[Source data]
=======

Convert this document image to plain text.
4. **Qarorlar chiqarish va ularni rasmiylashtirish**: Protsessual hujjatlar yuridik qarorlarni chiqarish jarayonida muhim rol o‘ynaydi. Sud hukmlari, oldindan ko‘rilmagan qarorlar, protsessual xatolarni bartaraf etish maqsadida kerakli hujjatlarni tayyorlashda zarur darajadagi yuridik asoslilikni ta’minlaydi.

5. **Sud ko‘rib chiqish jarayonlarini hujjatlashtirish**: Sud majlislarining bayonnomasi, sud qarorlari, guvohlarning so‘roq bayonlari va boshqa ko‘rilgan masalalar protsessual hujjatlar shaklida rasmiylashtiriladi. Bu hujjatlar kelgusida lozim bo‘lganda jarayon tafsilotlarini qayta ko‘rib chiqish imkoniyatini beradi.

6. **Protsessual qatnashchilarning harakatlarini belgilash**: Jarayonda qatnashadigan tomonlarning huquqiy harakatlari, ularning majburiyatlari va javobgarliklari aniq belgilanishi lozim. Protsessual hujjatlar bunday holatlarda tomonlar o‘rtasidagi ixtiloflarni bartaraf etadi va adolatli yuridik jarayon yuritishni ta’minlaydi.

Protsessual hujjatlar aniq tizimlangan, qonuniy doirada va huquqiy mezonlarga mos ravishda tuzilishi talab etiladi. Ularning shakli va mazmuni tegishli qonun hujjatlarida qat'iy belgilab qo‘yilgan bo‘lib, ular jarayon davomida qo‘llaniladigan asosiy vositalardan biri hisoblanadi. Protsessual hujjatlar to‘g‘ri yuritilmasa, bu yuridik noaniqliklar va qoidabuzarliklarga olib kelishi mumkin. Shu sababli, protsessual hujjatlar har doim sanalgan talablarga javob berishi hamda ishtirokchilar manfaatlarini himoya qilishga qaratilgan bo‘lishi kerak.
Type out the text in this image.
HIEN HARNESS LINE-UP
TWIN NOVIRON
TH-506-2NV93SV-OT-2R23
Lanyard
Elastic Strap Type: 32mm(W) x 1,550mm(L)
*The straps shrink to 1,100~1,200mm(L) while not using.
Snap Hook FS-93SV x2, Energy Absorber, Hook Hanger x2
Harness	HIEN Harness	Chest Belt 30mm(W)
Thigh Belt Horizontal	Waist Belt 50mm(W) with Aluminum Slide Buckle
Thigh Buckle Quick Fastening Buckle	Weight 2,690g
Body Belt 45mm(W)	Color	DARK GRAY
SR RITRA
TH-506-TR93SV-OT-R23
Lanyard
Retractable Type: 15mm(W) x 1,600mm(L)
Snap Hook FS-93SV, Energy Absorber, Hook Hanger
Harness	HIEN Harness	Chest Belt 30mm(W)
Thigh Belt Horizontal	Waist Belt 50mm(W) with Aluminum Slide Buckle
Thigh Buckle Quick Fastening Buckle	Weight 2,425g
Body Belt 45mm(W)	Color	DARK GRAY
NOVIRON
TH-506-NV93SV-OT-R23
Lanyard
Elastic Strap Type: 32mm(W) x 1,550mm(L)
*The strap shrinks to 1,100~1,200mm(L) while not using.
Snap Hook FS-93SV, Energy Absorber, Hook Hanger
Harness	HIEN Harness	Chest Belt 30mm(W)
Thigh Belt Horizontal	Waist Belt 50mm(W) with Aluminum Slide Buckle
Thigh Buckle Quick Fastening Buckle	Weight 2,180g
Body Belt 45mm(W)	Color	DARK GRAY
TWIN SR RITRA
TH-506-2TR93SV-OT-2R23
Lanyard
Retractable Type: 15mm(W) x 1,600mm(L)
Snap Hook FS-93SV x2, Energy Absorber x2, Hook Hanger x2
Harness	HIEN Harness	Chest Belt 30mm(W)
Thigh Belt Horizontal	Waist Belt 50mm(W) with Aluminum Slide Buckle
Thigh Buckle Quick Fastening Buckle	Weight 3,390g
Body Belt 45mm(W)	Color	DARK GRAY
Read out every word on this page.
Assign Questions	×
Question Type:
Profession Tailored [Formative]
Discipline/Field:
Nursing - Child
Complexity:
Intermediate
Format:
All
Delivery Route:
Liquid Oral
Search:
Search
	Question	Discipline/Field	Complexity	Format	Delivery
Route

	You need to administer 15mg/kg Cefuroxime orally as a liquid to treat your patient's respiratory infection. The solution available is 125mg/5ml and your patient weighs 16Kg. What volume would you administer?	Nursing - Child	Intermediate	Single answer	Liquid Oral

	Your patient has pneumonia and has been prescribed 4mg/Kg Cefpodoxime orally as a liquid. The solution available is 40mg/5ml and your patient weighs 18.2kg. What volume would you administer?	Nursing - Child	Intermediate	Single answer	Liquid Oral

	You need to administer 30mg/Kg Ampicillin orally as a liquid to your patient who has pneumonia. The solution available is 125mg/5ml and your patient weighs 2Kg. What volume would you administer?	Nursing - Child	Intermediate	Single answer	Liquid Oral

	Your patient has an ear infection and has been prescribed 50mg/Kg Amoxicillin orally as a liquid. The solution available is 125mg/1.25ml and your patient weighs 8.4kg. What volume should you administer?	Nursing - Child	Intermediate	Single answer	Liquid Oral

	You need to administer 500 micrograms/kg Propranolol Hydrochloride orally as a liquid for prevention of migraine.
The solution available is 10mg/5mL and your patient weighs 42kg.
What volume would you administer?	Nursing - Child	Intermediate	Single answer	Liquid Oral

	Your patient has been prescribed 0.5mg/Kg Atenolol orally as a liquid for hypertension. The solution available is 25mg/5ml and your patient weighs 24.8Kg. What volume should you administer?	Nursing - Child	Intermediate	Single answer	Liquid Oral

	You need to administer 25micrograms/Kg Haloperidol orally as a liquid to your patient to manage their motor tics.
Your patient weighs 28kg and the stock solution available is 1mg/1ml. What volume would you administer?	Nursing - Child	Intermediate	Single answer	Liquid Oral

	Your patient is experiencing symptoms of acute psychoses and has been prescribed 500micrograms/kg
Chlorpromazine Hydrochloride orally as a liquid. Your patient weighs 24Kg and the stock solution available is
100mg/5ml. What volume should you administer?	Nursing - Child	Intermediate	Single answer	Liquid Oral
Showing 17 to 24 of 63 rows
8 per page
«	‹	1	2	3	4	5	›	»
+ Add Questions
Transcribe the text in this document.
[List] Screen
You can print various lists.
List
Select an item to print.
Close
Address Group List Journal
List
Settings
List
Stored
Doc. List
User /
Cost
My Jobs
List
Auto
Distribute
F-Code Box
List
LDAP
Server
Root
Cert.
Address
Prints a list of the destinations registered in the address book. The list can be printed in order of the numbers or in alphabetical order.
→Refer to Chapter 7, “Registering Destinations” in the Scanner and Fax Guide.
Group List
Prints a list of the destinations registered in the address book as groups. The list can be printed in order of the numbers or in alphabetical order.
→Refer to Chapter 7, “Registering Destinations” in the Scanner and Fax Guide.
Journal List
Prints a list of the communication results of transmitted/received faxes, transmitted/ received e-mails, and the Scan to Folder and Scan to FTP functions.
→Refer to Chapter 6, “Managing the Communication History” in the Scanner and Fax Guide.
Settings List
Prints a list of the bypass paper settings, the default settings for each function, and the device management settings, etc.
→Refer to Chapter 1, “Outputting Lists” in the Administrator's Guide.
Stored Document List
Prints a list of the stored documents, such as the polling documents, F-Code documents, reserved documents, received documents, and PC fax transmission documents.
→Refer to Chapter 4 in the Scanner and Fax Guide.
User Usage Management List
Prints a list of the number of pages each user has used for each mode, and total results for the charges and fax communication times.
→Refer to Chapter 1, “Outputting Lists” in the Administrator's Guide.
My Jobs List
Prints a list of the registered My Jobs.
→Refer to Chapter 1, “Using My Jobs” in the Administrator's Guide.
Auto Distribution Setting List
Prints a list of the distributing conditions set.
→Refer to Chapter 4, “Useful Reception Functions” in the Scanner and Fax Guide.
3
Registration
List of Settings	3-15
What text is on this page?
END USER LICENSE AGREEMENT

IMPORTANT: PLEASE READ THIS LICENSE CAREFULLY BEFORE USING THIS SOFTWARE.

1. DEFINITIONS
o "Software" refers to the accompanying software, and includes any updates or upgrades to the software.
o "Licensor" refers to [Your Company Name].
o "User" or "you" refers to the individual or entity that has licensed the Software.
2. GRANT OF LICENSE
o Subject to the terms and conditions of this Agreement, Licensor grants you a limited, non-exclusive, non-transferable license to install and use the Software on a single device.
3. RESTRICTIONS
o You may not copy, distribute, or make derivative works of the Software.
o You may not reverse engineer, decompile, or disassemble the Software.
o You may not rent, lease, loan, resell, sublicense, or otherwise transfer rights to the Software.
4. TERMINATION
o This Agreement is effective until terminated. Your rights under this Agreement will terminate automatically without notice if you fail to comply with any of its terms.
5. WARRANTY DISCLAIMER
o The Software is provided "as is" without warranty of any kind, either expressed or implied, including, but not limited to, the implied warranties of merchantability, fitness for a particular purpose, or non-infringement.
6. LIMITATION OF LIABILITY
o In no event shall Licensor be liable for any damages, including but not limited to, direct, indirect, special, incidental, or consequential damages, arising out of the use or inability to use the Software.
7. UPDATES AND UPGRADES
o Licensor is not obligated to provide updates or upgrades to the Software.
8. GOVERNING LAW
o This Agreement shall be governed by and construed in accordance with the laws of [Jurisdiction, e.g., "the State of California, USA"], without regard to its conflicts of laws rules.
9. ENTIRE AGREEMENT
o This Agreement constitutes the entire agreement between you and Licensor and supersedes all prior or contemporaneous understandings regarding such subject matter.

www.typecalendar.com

=======

Look through the lines above and collect those with the word "Scanner".

• [Reply to the exercise]:
→Refer to Chapter 7, “Registering Destinations” in the Scanner and Fax Guide.
→Refer to Chapter 7, “Registering Destinations” in the Scanner and Fax Guide.
→Refer to Chapter 6, “Managing the Communication History” in the Scanner and Fax Guide.
→Refer to Chapter 4 in the Scanner and Fax Guide.
→Refer to Chapter 4, “Useful Reception Functions” in the Scanner and Fax Guide.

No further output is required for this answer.